> _Directions_: Copy all lines below exactly as written. Leave pictures out.

════

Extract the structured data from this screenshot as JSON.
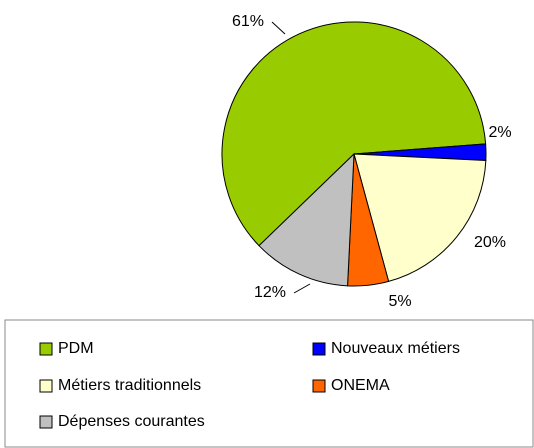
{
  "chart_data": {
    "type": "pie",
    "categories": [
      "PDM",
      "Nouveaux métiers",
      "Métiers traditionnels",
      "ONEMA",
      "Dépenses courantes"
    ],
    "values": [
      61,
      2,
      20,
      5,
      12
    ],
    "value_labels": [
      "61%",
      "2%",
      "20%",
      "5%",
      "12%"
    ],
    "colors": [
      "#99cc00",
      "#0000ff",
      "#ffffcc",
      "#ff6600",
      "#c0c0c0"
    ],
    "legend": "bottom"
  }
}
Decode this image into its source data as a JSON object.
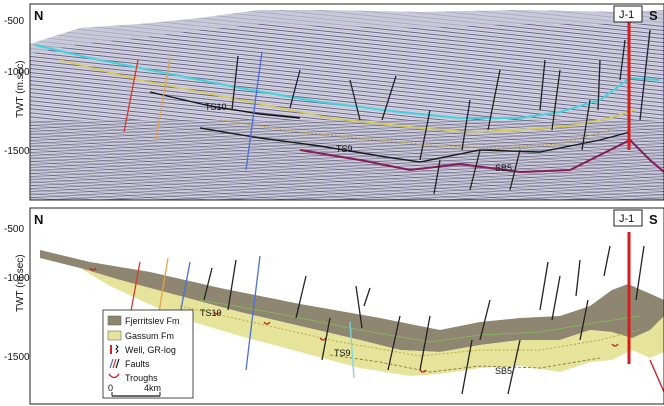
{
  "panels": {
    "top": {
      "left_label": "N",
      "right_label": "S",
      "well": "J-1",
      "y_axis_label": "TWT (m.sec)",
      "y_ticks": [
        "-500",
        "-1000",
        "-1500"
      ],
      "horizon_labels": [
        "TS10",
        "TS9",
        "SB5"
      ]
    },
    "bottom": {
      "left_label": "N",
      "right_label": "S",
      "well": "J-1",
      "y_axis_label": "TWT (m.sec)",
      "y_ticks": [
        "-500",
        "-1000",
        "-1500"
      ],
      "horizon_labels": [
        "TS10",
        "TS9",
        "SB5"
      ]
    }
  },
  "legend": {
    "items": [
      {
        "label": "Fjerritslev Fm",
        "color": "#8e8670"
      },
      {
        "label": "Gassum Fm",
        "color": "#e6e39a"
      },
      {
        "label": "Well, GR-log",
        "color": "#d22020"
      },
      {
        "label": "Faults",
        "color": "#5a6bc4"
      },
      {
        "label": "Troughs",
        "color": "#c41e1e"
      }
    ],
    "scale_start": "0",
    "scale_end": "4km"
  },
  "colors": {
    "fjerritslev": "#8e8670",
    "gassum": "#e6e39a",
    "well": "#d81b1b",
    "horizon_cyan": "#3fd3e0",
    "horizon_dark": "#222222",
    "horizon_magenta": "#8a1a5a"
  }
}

════

> _Exercise result_:
Extract the structured data from this screenshot as JSON.
{
  "chart_data": {
    "type": "pie",
    "categories": [
      "PDM",
      "Nouveaux métiers",
      "Métiers traditionnels",
      "ONEMA",
      "Dépenses courantes"
    ],
    "values": [
      61,
      2,
      20,
      5,
      12
    ],
    "value_labels": [
      "61%",
      "2%",
      "20%",
      "5%",
      "12%"
    ],
    "colors": [
      "#99cc00",
      "#0000ff",
      "#ffffcc",
      "#ff6600",
      "#c0c0c0"
    ],
    "legend": "bottom"
  }
}
Decode this image into its source data as a JSON object.
{
  "panels": {
    "top": {
      "left_label": "N",
      "right_label": "S",
      "well": "J-1",
      "y_axis_label": "TWT (m.sec)",
      "y_ticks": [
        "-500",
        "-1000",
        "-1500"
      ],
      "horizon_labels": [
        "TS10",
        "TS9",
        "SB5"
      ]
    },
    "bottom": {
      "left_label": "N",
      "right_label": "S",
      "well": "J-1",
      "y_axis_label": "TWT (m.sec)",
      "y_ticks": [
        "-500",
        "-1000",
        "-1500"
      ],
      "horizon_labels": [
        "TS10",
        "TS9",
        "SB5"
      ]
    }
  },
  "legend": {
    "items": [
      {
        "label": "Fjerritslev Fm",
        "color": "#8e8670"
      },
      {
        "label": "Gassum Fm",
        "color": "#e6e39a"
      },
      {
        "label": "Well, GR-log",
        "color": "#d22020"
      },
      {
        "label": "Faults",
        "color": "#5a6bc4"
      },
      {
        "label": "Troughs",
        "color": "#c41e1e"
      }
    ],
    "scale_start": "0",
    "scale_end": "4km"
  },
  "colors": {
    "fjerritslev": "#8e8670",
    "gassum": "#e6e39a",
    "well": "#d81b1b",
    "horizon_cyan": "#3fd3e0",
    "horizon_dark": "#222222",
    "horizon_magenta": "#8a1a5a"
  }
}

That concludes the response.